(Dataset listings of figures)
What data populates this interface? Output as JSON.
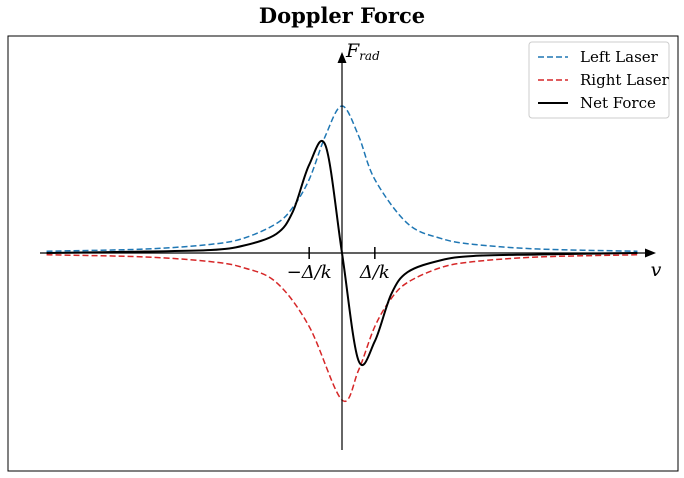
{
  "chart_data": {
    "type": "line",
    "title": "Doppler Force",
    "xlabel": "v",
    "ylabel": "F",
    "ylabel_subscript": "rad",
    "ticks": [
      {
        "x": -1,
        "label": "−Δ/k"
      },
      {
        "x": 1,
        "label": "Δ/k"
      }
    ],
    "xlim": [
      -9.2,
      9.2
    ],
    "ylim": [
      -1.12,
      1.21
    ],
    "grid": false,
    "legend_position": "top-right",
    "series": [
      {
        "name": "Left Laser",
        "color": "#1f77b4",
        "style": "dashed",
        "x": [
          -9,
          -6,
          -4,
          -3,
          -2,
          -1.5,
          -1,
          -0.5,
          0,
          0.5,
          1,
          2,
          3,
          4,
          6,
          9
        ],
        "y": [
          0.012,
          0.027,
          0.059,
          0.1,
          0.2,
          0.31,
          0.5,
          0.8,
          1.0,
          0.8,
          0.5,
          0.2,
          0.1,
          0.059,
          0.027,
          0.012
        ]
      },
      {
        "name": "Right Laser",
        "color": "#d62728",
        "style": "dashed",
        "x": [
          -9,
          -6,
          -4,
          -3,
          -2,
          -1,
          0,
          0.5,
          1,
          1.5,
          2,
          3,
          4,
          6,
          9
        ],
        "y": [
          -0.012,
          -0.027,
          -0.059,
          -0.1,
          -0.2,
          -0.5,
          -1.0,
          -0.8,
          -0.5,
          -0.31,
          -0.2,
          -0.1,
          -0.059,
          -0.027,
          -0.012
        ]
      },
      {
        "name": "Net Force",
        "color": "#000000",
        "style": "solid",
        "x": [
          -9,
          -6,
          -4,
          -3,
          -2,
          -1.5,
          -1,
          -0.5,
          0,
          0.5,
          1,
          1.5,
          2,
          3,
          4,
          6,
          9
        ],
        "y": [
          0.0,
          0.01,
          0.02,
          0.05,
          0.13,
          0.28,
          0.6,
          0.73,
          0.0,
          -0.73,
          -0.6,
          -0.28,
          -0.13,
          -0.05,
          -0.02,
          -0.01,
          0.0
        ]
      }
    ]
  }
}
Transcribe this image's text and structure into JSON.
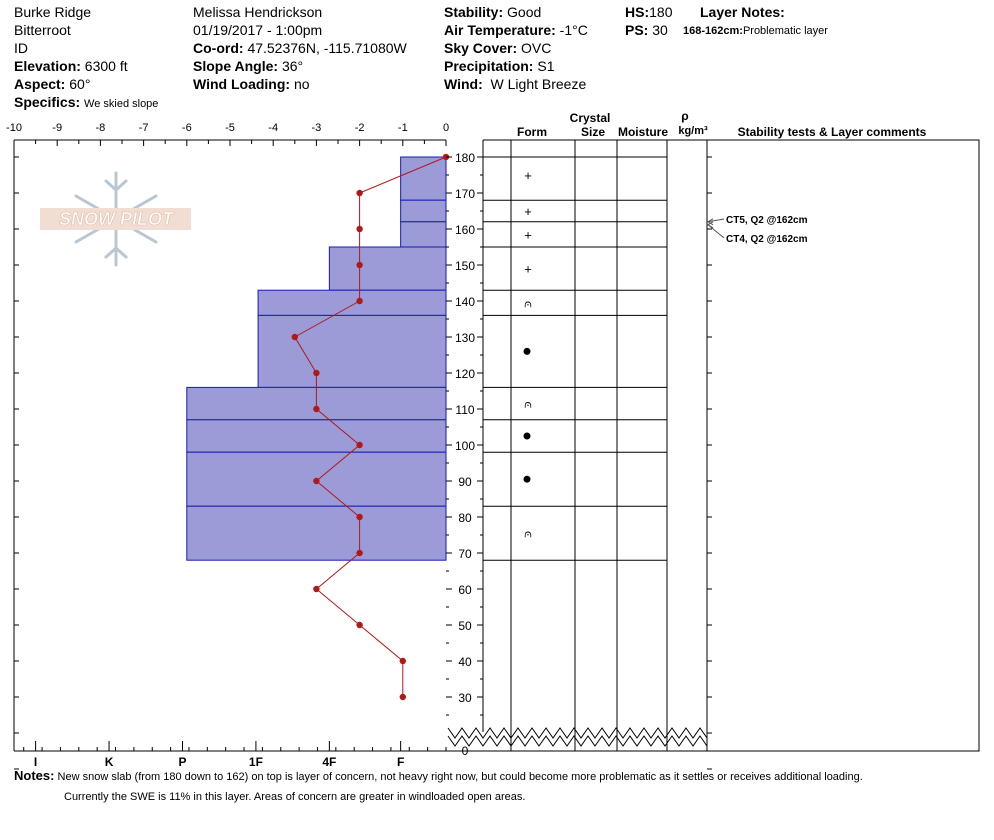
{
  "site": {
    "location": "Burke Ridge",
    "range": "Bitterroot",
    "state": "ID",
    "elevation_label": "Elevation:",
    "elevation": "6300 ft",
    "aspect_label": "Aspect:",
    "aspect": "60°",
    "specifics_label": "Specifics:",
    "specifics": "We skied slope"
  },
  "observer": {
    "name": "Melissa Hendrickson",
    "datetime": "01/19/2017 - 1:00pm",
    "coord_label": "Co-ord:",
    "coord": "47.52376N, -115.71080W",
    "slope_label": "Slope Angle:",
    "slope": "36°",
    "wind_loading_label": "Wind Loading:",
    "wind_loading": "no"
  },
  "conditions": {
    "stability_label": "Stability:",
    "stability": "Good",
    "air_temp_label": "Air Temperature:",
    "air_temp": "-1°C",
    "sky_label": "Sky Cover:",
    "sky": "OVC",
    "precip_label": "Precipitation:",
    "precip": "S1",
    "wind_label": "Wind:",
    "wind": "W Light Breeze"
  },
  "snowpack": {
    "hs_label": "HS:",
    "hs": "180",
    "ps_label": "PS:",
    "ps": "30",
    "layer_notes_label": "Layer Notes:",
    "layer_note_range": "168-162cm:",
    "layer_note_text": "Problematic layer"
  },
  "logo_text": "SNOW PILOT",
  "columns": {
    "crystal": "Crystal",
    "form": "Form",
    "size": "Size",
    "moisture": "Moisture",
    "rho": "ρ",
    "density_unit": "kg/m³",
    "stability": "Stability tests & Layer comments"
  },
  "notes": {
    "label": "Notes:",
    "line1": "New snow slab (from 180 down to 162) on top is layer of concern, not heavy right now, but could become more problematic as it settles or receives additional loading.",
    "line2": "Currently the SWE is 11% in this layer.   Areas of concern are greater in windloaded open areas."
  },
  "chart_data": {
    "type": "snow-profile",
    "temperature_axis": {
      "ticks": [
        "-10",
        "-9",
        "-8",
        "-7",
        "-6",
        "-5",
        "-4",
        "-3",
        "-2",
        "-1",
        "0"
      ],
      "range": [
        -10,
        0
      ]
    },
    "hardness_axis": {
      "ticks": [
        "I",
        "K",
        "P",
        "1F",
        "4F",
        "F"
      ],
      "tick_values": [
        9.5,
        7.8,
        6.1,
        4.4,
        2.7,
        1.05
      ]
    },
    "depth_axis": {
      "ticks": [
        "180",
        "170",
        "160",
        "150",
        "140",
        "130",
        "120",
        "110",
        "100",
        "90",
        "80",
        "70",
        "60",
        "50",
        "40",
        "30",
        "0"
      ],
      "range": [
        0,
        180
      ]
    },
    "hardness_layers": [
      {
        "top": 180,
        "bottom": 168,
        "hardness": 1.05
      },
      {
        "top": 168,
        "bottom": 162,
        "hardness": 1.05
      },
      {
        "top": 162,
        "bottom": 155,
        "hardness": 1.05
      },
      {
        "top": 155,
        "bottom": 143,
        "hardness": 2.7
      },
      {
        "top": 143,
        "bottom": 136,
        "hardness": 4.35
      },
      {
        "top": 136,
        "bottom": 116,
        "hardness": 4.35
      },
      {
        "top": 116,
        "bottom": 107,
        "hardness": 6.0
      },
      {
        "top": 107,
        "bottom": 98,
        "hardness": 6.0
      },
      {
        "top": 98,
        "bottom": 83,
        "hardness": 6.0
      },
      {
        "top": 83,
        "bottom": 68,
        "hardness": 6.0
      }
    ],
    "temperature_profile": [
      {
        "depth": 180,
        "temp": 0
      },
      {
        "depth": 170,
        "temp": -2
      },
      {
        "depth": 160,
        "temp": -2
      },
      {
        "depth": 150,
        "temp": -2
      },
      {
        "depth": 140,
        "temp": -2
      },
      {
        "depth": 130,
        "temp": -3.5
      },
      {
        "depth": 120,
        "temp": -3
      },
      {
        "depth": 110,
        "temp": -3
      },
      {
        "depth": 100,
        "temp": -2
      },
      {
        "depth": 90,
        "temp": -3
      },
      {
        "depth": 80,
        "temp": -2
      },
      {
        "depth": 70,
        "temp": -2
      },
      {
        "depth": 60,
        "temp": -3
      },
      {
        "depth": 50,
        "temp": -2
      },
      {
        "depth": 40,
        "temp": -1
      },
      {
        "depth": 30,
        "temp": -1
      }
    ],
    "grain_forms": [
      {
        "depth": 175,
        "symbol": "+"
      },
      {
        "depth": 165,
        "symbol": "+"
      },
      {
        "depth": 158.5,
        "symbol": "+"
      },
      {
        "depth": 149,
        "symbol": "+"
      },
      {
        "depth": 139.5,
        "symbol": "⩀"
      },
      {
        "depth": 126,
        "symbol": "●"
      },
      {
        "depth": 111.5,
        "symbol": "⩀"
      },
      {
        "depth": 102.5,
        "symbol": "●"
      },
      {
        "depth": 90.5,
        "symbol": "●"
      },
      {
        "depth": 75.5,
        "symbol": "⩀"
      }
    ],
    "stability_tests": [
      {
        "text": "CT5, Q2 @162cm",
        "depth": 162
      },
      {
        "text": "CT4, Q2 @162cm",
        "depth": 162
      }
    ]
  }
}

● **EXERCISE**
Retype each record exactly as it stands, but do not include the pictures.

● **RESPONSE TO THIS TASK**
What data populates this interface? Output as JSON.
{
  "chart_data": {
    "type": "line",
    "title": "Doppler Force",
    "xlabel": "v",
    "ylabel": "F",
    "ylabel_subscript": "rad",
    "ticks": [
      {
        "x": -1,
        "label": "−Δ/k"
      },
      {
        "x": 1,
        "label": "Δ/k"
      }
    ],
    "xlim": [
      -9.2,
      9.2
    ],
    "ylim": [
      -1.12,
      1.21
    ],
    "grid": false,
    "legend_position": "top-right",
    "series": [
      {
        "name": "Left Laser",
        "color": "#1f77b4",
        "style": "dashed",
        "x": [
          -9,
          -6,
          -4,
          -3,
          -2,
          -1.5,
          -1,
          -0.5,
          0,
          0.5,
          1,
          2,
          3,
          4,
          6,
          9
        ],
        "y": [
          0.012,
          0.027,
          0.059,
          0.1,
          0.2,
          0.31,
          0.5,
          0.8,
          1.0,
          0.8,
          0.5,
          0.2,
          0.1,
          0.059,
          0.027,
          0.012
        ]
      },
      {
        "name": "Right Laser",
        "color": "#d62728",
        "style": "dashed",
        "x": [
          -9,
          -6,
          -4,
          -3,
          -2,
          -1,
          0,
          0.5,
          1,
          1.5,
          2,
          3,
          4,
          6,
          9
        ],
        "y": [
          -0.012,
          -0.027,
          -0.059,
          -0.1,
          -0.2,
          -0.5,
          -1.0,
          -0.8,
          -0.5,
          -0.31,
          -0.2,
          -0.1,
          -0.059,
          -0.027,
          -0.012
        ]
      },
      {
        "name": "Net Force",
        "color": "#000000",
        "style": "solid",
        "x": [
          -9,
          -6,
          -4,
          -3,
          -2,
          -1.5,
          -1,
          -0.5,
          0,
          0.5,
          1,
          1.5,
          2,
          3,
          4,
          6,
          9
        ],
        "y": [
          0.0,
          0.01,
          0.02,
          0.05,
          0.13,
          0.28,
          0.6,
          0.73,
          0.0,
          -0.73,
          -0.6,
          -0.28,
          -0.13,
          -0.05,
          -0.02,
          -0.01,
          0.0
        ]
      }
    ]
  }
}
Transcribe this image's text and structure into JSON.
{
  "site": {
    "location": "Burke Ridge",
    "range": "Bitterroot",
    "state": "ID",
    "elevation_label": "Elevation:",
    "elevation": "6300 ft",
    "aspect_label": "Aspect:",
    "aspect": "60°",
    "specifics_label": "Specifics:",
    "specifics": "We skied slope"
  },
  "observer": {
    "name": "Melissa Hendrickson",
    "datetime": "01/19/2017 - 1:00pm",
    "coord_label": "Co-ord:",
    "coord": "47.52376N, -115.71080W",
    "slope_label": "Slope Angle:",
    "slope": "36°",
    "wind_loading_label": "Wind Loading:",
    "wind_loading": "no"
  },
  "conditions": {
    "stability_label": "Stability:",
    "stability": "Good",
    "air_temp_label": "Air Temperature:",
    "air_temp": "-1°C",
    "sky_label": "Sky Cover:",
    "sky": "OVC",
    "precip_label": "Precipitation:",
    "precip": "S1",
    "wind_label": "Wind:",
    "wind": "W Light Breeze"
  },
  "snowpack": {
    "hs_label": "HS:",
    "hs": "180",
    "ps_label": "PS:",
    "ps": "30",
    "layer_notes_label": "Layer Notes:",
    "layer_note_range": "168-162cm:",
    "layer_note_text": "Problematic layer"
  },
  "logo_text": "SNOW PILOT",
  "columns": {
    "crystal": "Crystal",
    "form": "Form",
    "size": "Size",
    "moisture": "Moisture",
    "rho": "ρ",
    "density_unit": "kg/m³",
    "stability": "Stability tests & Layer comments"
  },
  "notes": {
    "label": "Notes:",
    "line1": "New snow slab (from 180 down to 162) on top is layer of concern, not heavy right now, but could become more problematic as it settles or receives additional loading.",
    "line2": "Currently the SWE is 11% in this layer.   Areas of concern are greater in windloaded open areas."
  },
  "chart_data": {
    "type": "snow-profile",
    "temperature_axis": {
      "ticks": [
        "-10",
        "-9",
        "-8",
        "-7",
        "-6",
        "-5",
        "-4",
        "-3",
        "-2",
        "-1",
        "0"
      ],
      "range": [
        -10,
        0
      ]
    },
    "hardness_axis": {
      "ticks": [
        "I",
        "K",
        "P",
        "1F",
        "4F",
        "F"
      ],
      "tick_values": [
        9.5,
        7.8,
        6.1,
        4.4,
        2.7,
        1.05
      ]
    },
    "depth_axis": {
      "ticks": [
        "180",
        "170",
        "160",
        "150",
        "140",
        "130",
        "120",
        "110",
        "100",
        "90",
        "80",
        "70",
        "60",
        "50",
        "40",
        "30",
        "0"
      ],
      "range": [
        0,
        180
      ]
    },
    "hardness_layers": [
      {
        "top": 180,
        "bottom": 168,
        "hardness": 1.05
      },
      {
        "top": 168,
        "bottom": 162,
        "hardness": 1.05
      },
      {
        "top": 162,
        "bottom": 155,
        "hardness": 1.05
      },
      {
        "top": 155,
        "bottom": 143,
        "hardness": 2.7
      },
      {
        "top": 143,
        "bottom": 136,
        "hardness": 4.35
      },
      {
        "top": 136,
        "bottom": 116,
        "hardness": 4.35
      },
      {
        "top": 116,
        "bottom": 107,
        "hardness": 6.0
      },
      {
        "top": 107,
        "bottom": 98,
        "hardness": 6.0
      },
      {
        "top": 98,
        "bottom": 83,
        "hardness": 6.0
      },
      {
        "top": 83,
        "bottom": 68,
        "hardness": 6.0
      }
    ],
    "temperature_profile": [
      {
        "depth": 180,
        "temp": 0
      },
      {
        "depth": 170,
        "temp": -2
      },
      {
        "depth": 160,
        "temp": -2
      },
      {
        "depth": 150,
        "temp": -2
      },
      {
        "depth": 140,
        "temp": -2
      },
      {
        "depth": 130,
        "temp": -3.5
      },
      {
        "depth": 120,
        "temp": -3
      },
      {
        "depth": 110,
        "temp": -3
      },
      {
        "depth": 100,
        "temp": -2
      },
      {
        "depth": 90,
        "temp": -3
      },
      {
        "depth": 80,
        "temp": -2
      },
      {
        "depth": 70,
        "temp": -2
      },
      {
        "depth": 60,
        "temp": -3
      },
      {
        "depth": 50,
        "temp": -2
      },
      {
        "depth": 40,
        "temp": -1
      },
      {
        "depth": 30,
        "temp": -1
      }
    ],
    "grain_forms": [
      {
        "depth": 175,
        "symbol": "+"
      },
      {
        "depth": 165,
        "symbol": "+"
      },
      {
        "depth": 158.5,
        "symbol": "+"
      },
      {
        "depth": 149,
        "symbol": "+"
      },
      {
        "depth": 139.5,
        "symbol": "⩀"
      },
      {
        "depth": 126,
        "symbol": "●"
      },
      {
        "depth": 111.5,
        "symbol": "⩀"
      },
      {
        "depth": 102.5,
        "symbol": "●"
      },
      {
        "depth": 90.5,
        "symbol": "●"
      },
      {
        "depth": 75.5,
        "symbol": "⩀"
      }
    ],
    "stability_tests": [
      {
        "text": "CT5, Q2 @162cm",
        "depth": 162
      },
      {
        "text": "CT4, Q2 @162cm",
        "depth": 162
      }
    ]
  }
}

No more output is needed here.